EXERCISE DESCRIPTION —
Print out the material that follows word for word.

Extracted records
Begin

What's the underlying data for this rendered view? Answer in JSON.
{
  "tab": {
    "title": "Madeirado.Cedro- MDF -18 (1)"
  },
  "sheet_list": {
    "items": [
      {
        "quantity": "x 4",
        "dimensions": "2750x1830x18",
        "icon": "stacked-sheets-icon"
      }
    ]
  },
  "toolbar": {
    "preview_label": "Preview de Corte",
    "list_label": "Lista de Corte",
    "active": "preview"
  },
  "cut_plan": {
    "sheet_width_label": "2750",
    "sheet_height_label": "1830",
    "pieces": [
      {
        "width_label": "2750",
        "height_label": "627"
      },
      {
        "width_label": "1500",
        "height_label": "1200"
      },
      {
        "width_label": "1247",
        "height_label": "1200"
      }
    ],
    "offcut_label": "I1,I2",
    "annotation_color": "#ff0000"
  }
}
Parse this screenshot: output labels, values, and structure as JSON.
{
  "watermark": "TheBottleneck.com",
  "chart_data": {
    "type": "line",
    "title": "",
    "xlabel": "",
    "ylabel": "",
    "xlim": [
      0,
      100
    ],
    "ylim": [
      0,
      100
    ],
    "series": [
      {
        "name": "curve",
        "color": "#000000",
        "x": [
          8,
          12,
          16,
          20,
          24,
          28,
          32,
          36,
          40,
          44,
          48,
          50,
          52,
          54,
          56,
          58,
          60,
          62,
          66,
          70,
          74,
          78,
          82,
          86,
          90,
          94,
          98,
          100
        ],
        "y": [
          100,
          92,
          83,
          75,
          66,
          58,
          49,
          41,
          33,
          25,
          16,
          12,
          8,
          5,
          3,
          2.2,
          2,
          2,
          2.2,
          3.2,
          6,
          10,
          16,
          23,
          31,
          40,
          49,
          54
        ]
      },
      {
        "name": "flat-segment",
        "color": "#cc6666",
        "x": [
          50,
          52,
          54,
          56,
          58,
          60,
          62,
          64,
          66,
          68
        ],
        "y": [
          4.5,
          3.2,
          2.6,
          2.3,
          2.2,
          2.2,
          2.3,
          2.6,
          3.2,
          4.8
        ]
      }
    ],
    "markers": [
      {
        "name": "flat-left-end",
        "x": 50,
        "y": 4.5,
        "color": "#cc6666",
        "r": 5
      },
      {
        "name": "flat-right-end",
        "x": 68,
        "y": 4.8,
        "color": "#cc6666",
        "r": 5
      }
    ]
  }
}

End

EXPECTED ANSWER —
What's the underlying data for this rendered view? Answer in JSON.
{
  "tab": {
    "title": "Madeirado.Cedro- MDF -18 (1)"
  },
  "sheet_list": {
    "items": [
      {
        "quantity": "x 4",
        "dimensions": "2750x1830x18",
        "icon": "stacked-sheets-icon"
      }
    ]
  },
  "toolbar": {
    "preview_label": "Preview de Corte",
    "list_label": "Lista de Corte",
    "active": "preview"
  },
  "cut_plan": {
    "sheet_width_label": "2750",
    "sheet_height_label": "1830",
    "pieces": [
      {
        "width_label": "2750",
        "height_label": "627"
      },
      {
        "width_label": "1500",
        "height_label": "1200"
      },
      {
        "width_label": "1247",
        "height_label": "1200"
      }
    ],
    "offcut_label": "I1,I2",
    "annotation_color": "#ff0000"
  }
}
Parse this screenshot: output labels, values, and structure as JSON.
{
  "watermark": "TheBottleneck.com",
  "chart_data": {
    "type": "line",
    "title": "",
    "xlabel": "",
    "ylabel": "",
    "xlim": [
      0,
      100
    ],
    "ylim": [
      0,
      100
    ],
    "series": [
      {
        "name": "curve",
        "color": "#000000",
        "x": [
          8,
          12,
          16,
          20,
          24,
          28,
          32,
          36,
          40,
          44,
          48,
          50,
          52,
          54,
          56,
          58,
          60,
          62,
          66,
          70,
          74,
          78,
          82,
          86,
          90,
          94,
          98,
          100
        ],
        "y": [
          100,
          92,
          83,
          75,
          66,
          58,
          49,
          41,
          33,
          25,
          16,
          12,
          8,
          5,
          3,
          2.2,
          2,
          2,
          2.2,
          3.2,
          6,
          10,
          16,
          23,
          31,
          40,
          49,
          54
        ]
      },
      {
        "name": "flat-segment",
        "color": "#cc6666",
        "x": [
          50,
          52,
          54,
          56,
          58,
          60,
          62,
          64,
          66,
          68
        ],
        "y": [
          4.5,
          3.2,
          2.6,
          2.3,
          2.2,
          2.2,
          2.3,
          2.6,
          3.2,
          4.8
        ]
      }
    ],
    "markers": [
      {
        "name": "flat-left-end",
        "x": 50,
        "y": 4.5,
        "color": "#cc6666",
        "r": 5
      },
      {
        "name": "flat-right-end",
        "x": 68,
        "y": 4.8,
        "color": "#cc6666",
        "r": 5
      }
    ]
  }
}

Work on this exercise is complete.